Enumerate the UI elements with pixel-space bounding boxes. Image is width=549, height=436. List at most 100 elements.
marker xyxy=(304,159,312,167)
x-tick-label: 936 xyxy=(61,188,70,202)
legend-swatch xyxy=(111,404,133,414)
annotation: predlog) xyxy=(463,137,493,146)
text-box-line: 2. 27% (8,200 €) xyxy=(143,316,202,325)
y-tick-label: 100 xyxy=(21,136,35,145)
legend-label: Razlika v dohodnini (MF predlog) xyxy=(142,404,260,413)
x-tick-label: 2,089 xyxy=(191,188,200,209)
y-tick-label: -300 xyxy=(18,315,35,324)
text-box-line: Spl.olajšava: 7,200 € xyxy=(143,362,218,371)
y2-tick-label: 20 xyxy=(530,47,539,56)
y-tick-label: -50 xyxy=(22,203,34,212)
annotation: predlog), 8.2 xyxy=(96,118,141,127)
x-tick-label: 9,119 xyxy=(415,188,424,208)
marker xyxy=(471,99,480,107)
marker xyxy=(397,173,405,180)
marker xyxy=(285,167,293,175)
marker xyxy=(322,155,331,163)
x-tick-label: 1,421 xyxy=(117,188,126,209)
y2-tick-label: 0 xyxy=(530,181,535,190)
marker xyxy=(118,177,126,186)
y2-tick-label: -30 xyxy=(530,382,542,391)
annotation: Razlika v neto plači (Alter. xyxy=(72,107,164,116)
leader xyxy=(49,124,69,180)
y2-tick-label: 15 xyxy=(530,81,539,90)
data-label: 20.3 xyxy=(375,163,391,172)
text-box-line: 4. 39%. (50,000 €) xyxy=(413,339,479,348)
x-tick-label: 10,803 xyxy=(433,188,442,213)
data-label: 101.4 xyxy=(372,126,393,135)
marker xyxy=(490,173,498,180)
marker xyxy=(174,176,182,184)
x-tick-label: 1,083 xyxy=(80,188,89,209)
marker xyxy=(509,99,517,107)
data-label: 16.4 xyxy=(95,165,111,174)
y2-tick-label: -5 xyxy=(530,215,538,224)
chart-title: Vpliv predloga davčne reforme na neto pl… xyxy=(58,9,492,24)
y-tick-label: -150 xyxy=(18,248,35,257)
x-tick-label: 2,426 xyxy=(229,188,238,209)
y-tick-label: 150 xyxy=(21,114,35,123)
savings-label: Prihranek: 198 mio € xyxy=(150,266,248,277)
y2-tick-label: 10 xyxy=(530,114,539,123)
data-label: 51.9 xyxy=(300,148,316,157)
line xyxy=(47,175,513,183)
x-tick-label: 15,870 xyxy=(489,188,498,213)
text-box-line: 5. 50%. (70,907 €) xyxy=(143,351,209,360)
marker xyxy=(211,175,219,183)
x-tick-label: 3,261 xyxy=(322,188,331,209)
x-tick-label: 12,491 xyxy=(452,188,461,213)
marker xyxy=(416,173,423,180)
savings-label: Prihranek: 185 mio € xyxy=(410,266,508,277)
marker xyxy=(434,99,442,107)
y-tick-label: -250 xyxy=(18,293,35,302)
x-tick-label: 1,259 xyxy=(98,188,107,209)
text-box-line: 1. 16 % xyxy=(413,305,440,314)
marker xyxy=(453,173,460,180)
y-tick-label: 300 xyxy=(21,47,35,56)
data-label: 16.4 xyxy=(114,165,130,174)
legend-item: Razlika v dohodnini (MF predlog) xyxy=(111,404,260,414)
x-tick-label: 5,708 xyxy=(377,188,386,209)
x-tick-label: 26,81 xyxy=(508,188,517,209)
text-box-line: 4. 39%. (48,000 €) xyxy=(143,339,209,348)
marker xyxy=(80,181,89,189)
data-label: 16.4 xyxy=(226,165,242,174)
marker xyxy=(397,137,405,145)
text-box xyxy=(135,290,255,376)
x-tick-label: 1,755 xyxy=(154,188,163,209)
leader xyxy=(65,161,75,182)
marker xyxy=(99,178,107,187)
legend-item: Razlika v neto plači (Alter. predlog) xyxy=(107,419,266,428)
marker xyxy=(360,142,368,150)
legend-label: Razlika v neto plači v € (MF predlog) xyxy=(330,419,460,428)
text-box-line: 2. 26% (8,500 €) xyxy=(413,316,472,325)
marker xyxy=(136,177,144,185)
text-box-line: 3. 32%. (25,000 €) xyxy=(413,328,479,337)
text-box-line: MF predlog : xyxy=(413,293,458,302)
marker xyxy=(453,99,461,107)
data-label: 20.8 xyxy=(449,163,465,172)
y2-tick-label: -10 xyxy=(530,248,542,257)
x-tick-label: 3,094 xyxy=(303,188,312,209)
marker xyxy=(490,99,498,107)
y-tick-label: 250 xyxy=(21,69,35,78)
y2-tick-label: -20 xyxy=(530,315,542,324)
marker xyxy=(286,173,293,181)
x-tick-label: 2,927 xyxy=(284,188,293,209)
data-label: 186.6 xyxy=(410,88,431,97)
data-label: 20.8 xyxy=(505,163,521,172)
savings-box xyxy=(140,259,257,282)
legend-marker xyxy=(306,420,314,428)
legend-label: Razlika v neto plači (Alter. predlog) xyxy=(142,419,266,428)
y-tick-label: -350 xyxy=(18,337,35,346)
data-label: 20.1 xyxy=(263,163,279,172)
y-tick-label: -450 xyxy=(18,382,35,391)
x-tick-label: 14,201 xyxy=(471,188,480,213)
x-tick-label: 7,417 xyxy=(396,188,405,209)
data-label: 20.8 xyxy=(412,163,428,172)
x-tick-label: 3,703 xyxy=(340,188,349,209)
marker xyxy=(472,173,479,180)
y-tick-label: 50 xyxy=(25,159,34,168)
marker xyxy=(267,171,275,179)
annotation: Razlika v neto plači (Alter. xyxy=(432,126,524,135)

# # # # #

▶ _Problem description_
Copy out all the records again, swapping each occurrence of "data-label" for "value-label" and keeping everything else unchanged.

▶ _Final answer_
Enumerate the UI elements with pixel-space bounding boxes. Image is width=549, height=436. List at most 100 elements.
marker xyxy=(304,159,312,167)
x-tick-label: 936 xyxy=(61,188,70,202)
legend-swatch xyxy=(111,404,133,414)
annotation: predlog) xyxy=(463,137,493,146)
text-box-line: 2. 27% (8,200 €) xyxy=(143,316,202,325)
y-tick-label: 100 xyxy=(21,136,35,145)
legend-label: Razlika v dohodnini (MF predlog) xyxy=(142,404,260,413)
x-tick-label: 2,089 xyxy=(191,188,200,209)
y-tick-label: -300 xyxy=(18,315,35,324)
text-box-line: Spl.olajšava: 7,200 € xyxy=(143,362,218,371)
y2-tick-label: 20 xyxy=(530,47,539,56)
y-tick-label: -50 xyxy=(22,203,34,212)
annotation: predlog), 8.2 xyxy=(96,118,141,127)
x-tick-label: 9,119 xyxy=(415,188,424,208)
marker xyxy=(471,99,480,107)
marker xyxy=(397,173,405,180)
marker xyxy=(285,167,293,175)
marker xyxy=(322,155,331,163)
x-tick-label: 1,421 xyxy=(117,188,126,209)
y2-tick-label: 0 xyxy=(530,181,535,190)
marker xyxy=(118,177,126,186)
y2-tick-label: -30 xyxy=(530,382,542,391)
annotation: Razlika v neto plači (Alter. xyxy=(72,107,164,116)
leader xyxy=(49,124,69,180)
y2-tick-label: 15 xyxy=(530,81,539,90)
value-label: 20.3 xyxy=(375,163,391,172)
text-box-line: 4. 39%. (50,000 €) xyxy=(413,339,479,348)
x-tick-label: 10,803 xyxy=(433,188,442,213)
value-label: 101.4 xyxy=(372,126,393,135)
marker xyxy=(490,173,498,180)
marker xyxy=(174,176,182,184)
x-tick-label: 1,083 xyxy=(80,188,89,209)
marker xyxy=(509,99,517,107)
value-label: 16.4 xyxy=(95,165,111,174)
y2-tick-label: -5 xyxy=(530,215,538,224)
chart-title: Vpliv predloga davčne reforme na neto pl… xyxy=(58,9,492,24)
y-tick-label: -150 xyxy=(18,248,35,257)
x-tick-label: 2,426 xyxy=(229,188,238,209)
y-tick-label: 150 xyxy=(21,114,35,123)
savings-label: Prihranek: 198 mio € xyxy=(150,266,248,277)
y2-tick-label: 10 xyxy=(530,114,539,123)
value-label: 51.9 xyxy=(300,148,316,157)
line xyxy=(47,175,513,183)
x-tick-label: 15,870 xyxy=(489,188,498,213)
text-box-line: 5. 50%. (70,907 €) xyxy=(143,351,209,360)
marker xyxy=(211,175,219,183)
x-tick-label: 3,261 xyxy=(322,188,331,209)
x-tick-label: 12,491 xyxy=(452,188,461,213)
marker xyxy=(416,173,423,180)
savings-label: Prihranek: 185 mio € xyxy=(410,266,508,277)
marker xyxy=(434,99,442,107)
y-tick-label: -250 xyxy=(18,293,35,302)
x-tick-label: 1,259 xyxy=(98,188,107,209)
text-box-line: 1. 16 % xyxy=(413,305,440,314)
marker xyxy=(453,173,460,180)
y-tick-label: 300 xyxy=(21,47,35,56)
value-label: 16.4 xyxy=(114,165,130,174)
legend-item: Razlika v dohodnini (MF predlog) xyxy=(111,404,260,414)
x-tick-label: 5,708 xyxy=(377,188,386,209)
x-tick-label: 26,81 xyxy=(508,188,517,209)
text-box-line: 4. 39%. (48,000 €) xyxy=(143,339,209,348)
marker xyxy=(80,181,89,189)
value-label: 16.4 xyxy=(226,165,242,174)
marker xyxy=(397,137,405,145)
text-box xyxy=(135,290,255,376)
x-tick-label: 1,755 xyxy=(154,188,163,209)
leader xyxy=(65,161,75,182)
marker xyxy=(99,178,107,187)
legend-item: Razlika v neto plači (Alter. predlog) xyxy=(107,419,266,428)
marker xyxy=(360,142,368,150)
legend-label: Razlika v neto plači v € (MF predlog) xyxy=(330,419,460,428)
text-box-line: 2. 26% (8,500 €) xyxy=(413,316,472,325)
marker xyxy=(136,177,144,185)
text-box-line: 3. 32%. (25,000 €) xyxy=(413,328,479,337)
text-box-line: MF predlog : xyxy=(413,293,458,302)
marker xyxy=(453,99,461,107)
value-label: 20.8 xyxy=(449,163,465,172)
y2-tick-label: -10 xyxy=(530,248,542,257)
x-tick-label: 3,094 xyxy=(303,188,312,209)
marker xyxy=(490,99,498,107)
y-tick-label: 250 xyxy=(21,69,35,78)
y2-tick-label: -20 xyxy=(530,315,542,324)
marker xyxy=(286,173,293,181)
x-tick-label: 2,927 xyxy=(284,188,293,209)
value-label: 186.6 xyxy=(410,88,431,97)
value-label: 20.8 xyxy=(505,163,521,172)
savings-box xyxy=(140,259,257,282)
legend-marker xyxy=(306,420,314,428)
legend-label: Razlika v neto plači (Alter. predlog) xyxy=(142,419,266,428)
y-tick-label: -350 xyxy=(18,337,35,346)
value-label: 20.1 xyxy=(263,163,279,172)
y-tick-label: -450 xyxy=(18,382,35,391)
x-tick-label: 14,201 xyxy=(471,188,480,213)
x-tick-label: 7,417 xyxy=(396,188,405,209)
value-label: 20.8 xyxy=(412,163,428,172)
x-tick-label: 3,703 xyxy=(340,188,349,209)
marker xyxy=(472,173,479,180)
y-tick-label: 50 xyxy=(25,159,34,168)
marker xyxy=(267,171,275,179)
annotation: Razlika v neto plači (Alter. xyxy=(432,126,524,135)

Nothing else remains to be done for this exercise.